## Begin Reading passage

Twenty years after his death in December, 1968, Thomas Merton is still a very loved man and a dear friend of the Catholic Worker. We love him because he wrote with such grace and vision about God's love for us, and human injustices, and how to live as a believer in our oppressively pagan culture. He also touched us with his honesty and humor about his own struggle to be a person of faith. Like a lot of us lost souls in the materially over-developed first world, Merton had to grope his way to God. He had his battle scars, his psychic wounds. Unlike a lot of us, he took what was common, our human frailty, and transformed it into communion.
We love him also because he set aside everything to follow Christ. There are some people who seek the truth about themselves and about life so single-mindedly that they can't jump through the conventional hoops or adopt the standard labels. Instead they end up in strange places doing unusual things. Dorothy Day in the bowery handing out bowls of soup and Thomas Merton in the secluded hills of Kentucky chanting the office were pursuing the same insistent call. The spirit blows where it wills and we never know where it's going or from where it comes.
In his article, Pat Coy compares the lives of Day and Merton, revealing the many parallels between them even though outwardly their faith took very different forms. Tom Nelson, C.M., relates Merton's thought on violence and war as the betrayal of our humanness. Mary Luke Tobin, S.L., reflects upon Merton's faith as the root of his politics and personal action, the center from which he spoke with a prophetic voice. We include a time-line of Merton’s life to illustrate his remarkable journey in faith, and a few of his poems. Following the house articles, Barb Prosser writes a fitting "Round Table Talk” reflecting on the struggle to remain true to the best in each other. Our foreign correspondent and much missed community member, Ann Manganaro offers a heart-wrenching report from El Salvador. In this issue, which marks the twentieth anniversary of Thomas Merton's death, we hope to allow him to touch you once again with his joy in our common humanity and his abiding faith in God.

## End Reading passage
## Begin Data

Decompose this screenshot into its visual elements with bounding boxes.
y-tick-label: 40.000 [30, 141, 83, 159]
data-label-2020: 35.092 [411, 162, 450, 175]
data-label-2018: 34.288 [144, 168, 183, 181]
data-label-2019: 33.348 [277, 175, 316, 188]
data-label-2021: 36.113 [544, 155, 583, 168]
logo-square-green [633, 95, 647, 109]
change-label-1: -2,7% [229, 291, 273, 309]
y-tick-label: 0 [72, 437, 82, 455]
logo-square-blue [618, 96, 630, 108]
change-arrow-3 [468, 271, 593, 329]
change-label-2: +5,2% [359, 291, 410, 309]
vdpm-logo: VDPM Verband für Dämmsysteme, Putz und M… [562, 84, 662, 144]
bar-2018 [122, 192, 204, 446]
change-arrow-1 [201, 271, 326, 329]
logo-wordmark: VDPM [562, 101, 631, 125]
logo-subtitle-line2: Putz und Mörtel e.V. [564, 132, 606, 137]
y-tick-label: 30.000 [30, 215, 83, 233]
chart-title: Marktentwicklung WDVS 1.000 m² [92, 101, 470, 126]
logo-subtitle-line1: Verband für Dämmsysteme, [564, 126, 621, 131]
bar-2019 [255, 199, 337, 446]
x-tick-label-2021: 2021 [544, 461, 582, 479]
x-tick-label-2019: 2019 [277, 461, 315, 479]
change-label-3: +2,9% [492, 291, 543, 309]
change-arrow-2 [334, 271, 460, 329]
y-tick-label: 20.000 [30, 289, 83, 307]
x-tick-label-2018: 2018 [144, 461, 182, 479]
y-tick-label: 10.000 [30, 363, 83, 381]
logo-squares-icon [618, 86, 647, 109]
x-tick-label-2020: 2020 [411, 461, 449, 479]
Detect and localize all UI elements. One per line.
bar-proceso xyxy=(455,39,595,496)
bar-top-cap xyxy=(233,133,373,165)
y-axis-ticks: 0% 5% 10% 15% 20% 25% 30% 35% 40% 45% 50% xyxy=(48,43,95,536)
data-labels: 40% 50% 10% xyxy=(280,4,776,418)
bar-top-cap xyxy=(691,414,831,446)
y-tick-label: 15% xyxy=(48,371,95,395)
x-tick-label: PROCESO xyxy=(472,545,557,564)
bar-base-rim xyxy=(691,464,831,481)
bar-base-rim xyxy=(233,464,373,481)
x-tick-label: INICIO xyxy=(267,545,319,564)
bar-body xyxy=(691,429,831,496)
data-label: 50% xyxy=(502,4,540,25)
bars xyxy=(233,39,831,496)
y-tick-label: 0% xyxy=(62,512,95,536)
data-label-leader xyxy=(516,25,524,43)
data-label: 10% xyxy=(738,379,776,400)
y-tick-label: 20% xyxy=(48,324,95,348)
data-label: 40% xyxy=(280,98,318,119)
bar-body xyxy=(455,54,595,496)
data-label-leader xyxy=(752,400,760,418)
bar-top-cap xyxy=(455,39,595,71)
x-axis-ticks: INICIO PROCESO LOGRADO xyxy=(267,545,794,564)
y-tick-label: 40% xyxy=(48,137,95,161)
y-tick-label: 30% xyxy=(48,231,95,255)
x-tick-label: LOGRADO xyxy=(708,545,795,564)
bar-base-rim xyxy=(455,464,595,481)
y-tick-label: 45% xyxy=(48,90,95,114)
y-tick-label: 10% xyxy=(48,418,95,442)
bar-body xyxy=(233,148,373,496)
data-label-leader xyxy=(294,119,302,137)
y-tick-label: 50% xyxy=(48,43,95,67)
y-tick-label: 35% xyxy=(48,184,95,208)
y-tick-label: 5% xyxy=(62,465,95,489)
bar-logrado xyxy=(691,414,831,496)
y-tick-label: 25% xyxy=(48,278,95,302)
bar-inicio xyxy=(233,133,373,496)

## End Data

Aim 1:
Besides Thomas Merton, which people does the last paragraph of the Merton tribute name as contributors to this issue?
Aim 2:
From the Merton tribute, quote the text from "Twenty years after" up to and including "it into communion.".

Response 1:
Pat Coy
Tom Nelson, C.M.
Mary Luke Tobin, S.L.
Barb Prosser
Ann Manganaro

Response 2:
Twenty years after his death in December, 1968, Thomas Merton is still a very loved man and a dear friend of the Catholic Worker. We love him because he wrote with such grace and vision about God's love for us, and human injustices, and how to live as a believer in our oppressively pagan culture. He also touched us with his honesty and humor about his own struggle to be a person of faith. Like a lot of us lost souls in the materially over-developed first world, Merton had to grope his way to God. He had his battle scars, his psychic wounds. Unlike a lot of us, he took what was common, our human frailty, and transformed it into communion.